The task: Below are some records; give them all again exactly, but not the pictures.
— START Given records —
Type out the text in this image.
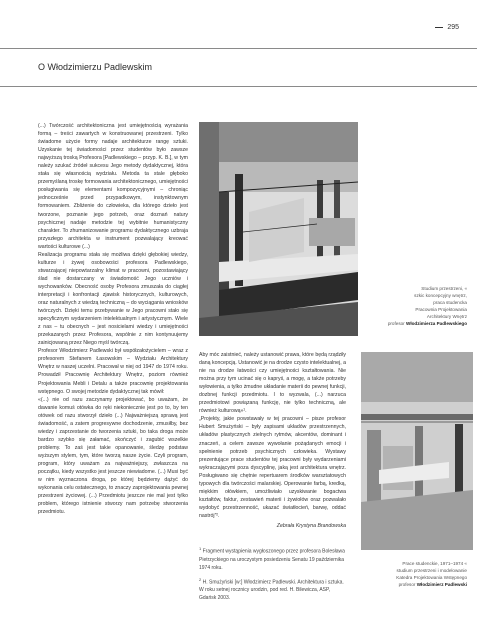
295
O Włodzimierzu Padlewskim

(...) Twórczość architektoniczna jest umiejętnością wyrażania formą – treści zawartych w konstruowanej przestrzeni. Tylko świadome użycie formy nadaje architekturze rangę sztuki. Uzyskanie tej świadomości przez studentów było zawsze najwyższą troską Profesora [Padlewskiego – przyp. K. B.], w tym należy szukać źródeł sukcesu Jego metody dydaktycznej, która stała się własnością wydziału. Metoda ta stale głęboko przemyślaną troskę formowania architektonicznego, umiejętności posługiwania się elementami kompozycyjnymi – chroniąc jednocześnie przed przypadkowym, instynktownym formowaniem. Zbliżenie do człowieka, dla którego dzieło jest tworzone, poznanie jego potrzeb, oraz doznań natury psychicznej nadaje metodzie tej wybitnie humanistyczny charakter. To zhumanizowanie programu dydaktycznego uzbraja przyszłego architekta w instrument pozwalający kreować wartości kulturowe (...)

Realizacja programu stała się możliwa dzięki głębokiej wiedzy, kulturze i żywej osobowości profesora Padlewskiego, stwarzającej niepowtarzalny klimat w pracowni, pozostawiający ślad nie dostarczany w świadomość Jego uczniów i wychowanków. Obecność osoby Profesora zmuszała do ciągłej interpretacji i konfrontacji zjawisk historycznych, kulturowych, oraz naturalnych z wiedzą techniczną – do wyciągania wniosków twórczych. Dzięki temu przebywanie w Jego pracowni stało się specyficznym wydarzeniem intelektualnym i artystycznym. Wiele z nas – tu obecnych – jest nosicielami wiedzy i umiejętności przekazanych przez Profesora, wspólnie z nim kontynuujemy zainicjowaną przez Niego myśl twórczą.

Profesor Włodzimierz Padlewski był współzałożycielem – wraz z profesorem Stefanem Łasowskim – Wydziału Architektury Wnętrz w naszej uczelni. Pracował w niej od 1947 do 1974 roku. Prowadził Pracownię Architektury Wnętrz, poziom również Projektowania Mebli i Detalu a także pracownię projektowania wstępnego. O swojej metodzie dydaktycznej tak mówił:

«(...) nie od razu zaczynamy projektować, bo uważam, że dawanie komuś otówka do ręki niekoniecznie jest po to, by ten otówek od razu stworzył dzieło (...) Najważniejszą sprawą jest świadomość, a zatem progresywne dochodzenie, zmusiłby, bez wiedzy i zaprzestanie do tworzenia sztuki, bo taka droga może bardzo szybko się załamać, skończyć i zagubić wszelkie problemy. To zaś jest takie opanowanie, śledzę podstaw wyższym stylem, tym, które tworzą nasze życie. Czyli program, program, który uważam za najważniejszy, zwłaszcza na początku, kiedy wszystko jest jeszcze niewiadome. (...) Musi być w nim wyznaczona droga, po której będziemy dążyć do wykonania celu ostatecznego, to znaczy zaprojektowania pewnej przestrzeni życiowej. (...) Przedmiotu jeszcze nie mal jest tylko problem, którego istnienie stworzy nam potrzebę stworzenia przedmiotu.

Studium przestrzeni, «
szkic koncepcyjny wnętrz,
praca studencka
Pracownia Projektowania
Architektury Wnętrz
profesor Włodzimierza Padlewskiego

Aby móc zaistnieć, należy ustanowić prawa, które będą rządziły daną koncepcją. Ustanowić je na drodze czysto intelektualnej, a nie na drodze łatwości czy umiejętności kształtowania. Nie można przy tym ucinać się o kapryś, a mogę, a także potrzeby wyłowienia, a tylko żmudne układanie materii do pewnej funkcji, dozbnej funkcji przedmiotu. I to wyzwala, (...) narzuca przedmiotowi powiązaną funkcję, nie tylko techniczną, ale również kulturową»¹.

„Projekty, jakie powstawały w tej pracowni – pisze profesor Hubert Smużyński – były zapisami układów przestrzennych, układów plastycznych zielnych rytmów, akcentów, dominant i znaczeń, a celem zawsze wywołanie pożądanych emocji i spełnienie potrzeb psychicznych człowieka. Wystawy prezentujące prace studentów tej pracowni były wydarzeniami wykraczającymi poza dyscyplinę, jaką jest architektura wnętrz. Posługiwano się chętnie repertuarem środków warsztatowych typowych dla twórczości malarskiej. Operowanie farbą, kredką, miękkim ołówkiem, umożliwiało uzyskiwanie bogactwa kształtów, faktur, zestawień materii i żywiołów oraz pozwalało wydobyć przestrzenność, ukazać światłocień, barwę, oddać nastrój”².

Zebrała Krystyna Brandowska

$^1$ Fragment wystąpienia wygłoszonego przez profesora Bolesława Pietrzyckiego na uroczystym posiedzeniu Senatu 19 października 1974 roku.

$^2$ H. Smużyński [w:] Włodzimierz Padlewski. Architektura i sztuka. W roku setnej rocznicy urodzin, pod red. H. Bilewicza, ASP, Gdańsk 2003.

Prace studenckie, 1971–1974 «
studium przestrzeni i modelowanie
Katedra Projektowania Wstępnego
profesor Włodzimierz Padlewski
— END Given records —
Written response:
Type out the text in this image.
295
O Włodzimierzu Padlewskim

(...) Twórczość architektoniczna jest umiejętnością wyrażania formą – treści zawartych w konstruowanej przestrzeni. Tylko świadome użycie formy nadaje architekturze rangę sztuki. Uzyskanie tej świadomości przez studentów było zawsze najwyższą troską Profesora [Padlewskiego – przyp. K. B.], w tym należy szukać źródeł sukcesu Jego metody dydaktycznej, która stała się własnością wydziału. Metoda ta stale głęboko przemyślaną troskę formowania architektonicznego, umiejętności posługiwania się elementami kompozycyjnymi – chroniąc jednocześnie przed przypadkowym, instynktownym formowaniem. Zbliżenie do człowieka, dla którego dzieło jest tworzone, poznanie jego potrzeb, oraz doznań natury psychicznej nadaje metodzie tej wybitnie humanistyczny charakter. To zhumanizowanie programu dydaktycznego uzbraja przyszłego architekta w instrument pozwalający kreować wartości kulturowe (...)

Realizacja programu stała się możliwa dzięki głębokiej wiedzy, kulturze i żywej osobowości profesora Padlewskiego, stwarzającej niepowtarzalny klimat w pracowni, pozostawiający ślad nie dostarczany w świadomość Jego uczniów i wychowanków. Obecność osoby Profesora zmuszała do ciągłej interpretacji i konfrontacji zjawisk historycznych, kulturowych, oraz naturalnych z wiedzą techniczną – do wyciągania wniosków twórczych. Dzięki temu przebywanie w Jego pracowni stało się specyficznym wydarzeniem intelektualnym i artystycznym. Wiele z nas – tu obecnych – jest nosicielami wiedzy i umiejętności przekazanych przez Profesora, wspólnie z nim kontynuujemy zainicjowaną przez Niego myśl twórczą.

Profesor Włodzimierz Padlewski był współzałożycielem – wraz z profesorem Stefanem Łasowskim – Wydziału Architektury Wnętrz w naszej uczelni. Pracował w niej od 1947 do 1974 roku. Prowadził Pracownię Architektury Wnętrz, poziom również Projektowania Mebli i Detalu a także pracownię projektowania wstępnego. O swojej metodzie dydaktycznej tak mówił:

«(...) nie od razu zaczynamy projektować, bo uważam, że dawanie komuś otówka do ręki niekoniecznie jest po to, by ten otówek od razu stworzył dzieło (...) Najważniejszą sprawą jest świadomość, a zatem progresywne dochodzenie, zmusiłby, bez wiedzy i zaprzestanie do tworzenia sztuki, bo taka droga może bardzo szybko się załamać, skończyć i zagubić wszelkie problemy. To zaś jest takie opanowanie, śledzę podstaw wyższym stylem, tym, które tworzą nasze życie. Czyli program, program, który uważam za najważniejszy, zwłaszcza na początku, kiedy wszystko jest jeszcze niewiadome. (...) Musi być w nim wyznaczona droga, po której będziemy dążyć do wykonania celu ostatecznego, to znaczy zaprojektowania pewnej przestrzeni życiowej. (...) Przedmiotu jeszcze nie mal jest tylko problem, którego istnienie stworzy nam potrzebę stworzenia przedmiotu.

Studium przestrzeni, «
szkic koncepcyjny wnętrz,
praca studencka
Pracownia Projektowania
Architektury Wnętrz
profesor Włodzimierza Padlewskiego

Aby móc zaistnieć, należy ustanowić prawa, które będą rządziły daną koncepcją. Ustanowić je na drodze czysto intelektualnej, a nie na drodze łatwości czy umiejętności kształtowania. Nie można przy tym ucinać się o kapryś, a mogę, a także potrzeby wyłowienia, a tylko żmudne układanie materii do pewnej funkcji, dozbnej funkcji przedmiotu. I to wyzwala, (...) narzuca przedmiotowi powiązaną funkcję, nie tylko techniczną, ale również kulturową»¹.

„Projekty, jakie powstawały w tej pracowni – pisze profesor Hubert Smużyński – były zapisami układów przestrzennych, układów plastycznych zielnych rytmów, akcentów, dominant i znaczeń, a celem zawsze wywołanie pożądanych emocji i spełnienie potrzeb psychicznych człowieka. Wystawy prezentujące prace studentów tej pracowni były wydarzeniami wykraczającymi poza dyscyplinę, jaką jest architektura wnętrz. Posługiwano się chętnie repertuarem środków warsztatowych typowych dla twórczości malarskiej. Operowanie farbą, kredką, miękkim ołówkiem, umożliwiało uzyskiwanie bogactwa kształtów, faktur, zestawień materii i żywiołów oraz pozwalało wydobyć przestrzenność, ukazać światłocień, barwę, oddać nastrój”².

Zebrała Krystyna Brandowska

$^1$ Fragment wystąpienia wygłoszonego przez profesora Bolesława Pietrzyckiego na uroczystym posiedzeniu Senatu 19 października 1974 roku.

$^2$ H. Smużyński [w:] Włodzimierz Padlewski. Architektura i sztuka. W roku setnej rocznicy urodzin, pod red. H. Bilewicza, ASP, Gdańsk 2003.

Prace studenckie, 1971–1974 «
studium przestrzeni i modelowanie
Katedra Projektowania Wstępnego
profesor Włodzimierz Padlewski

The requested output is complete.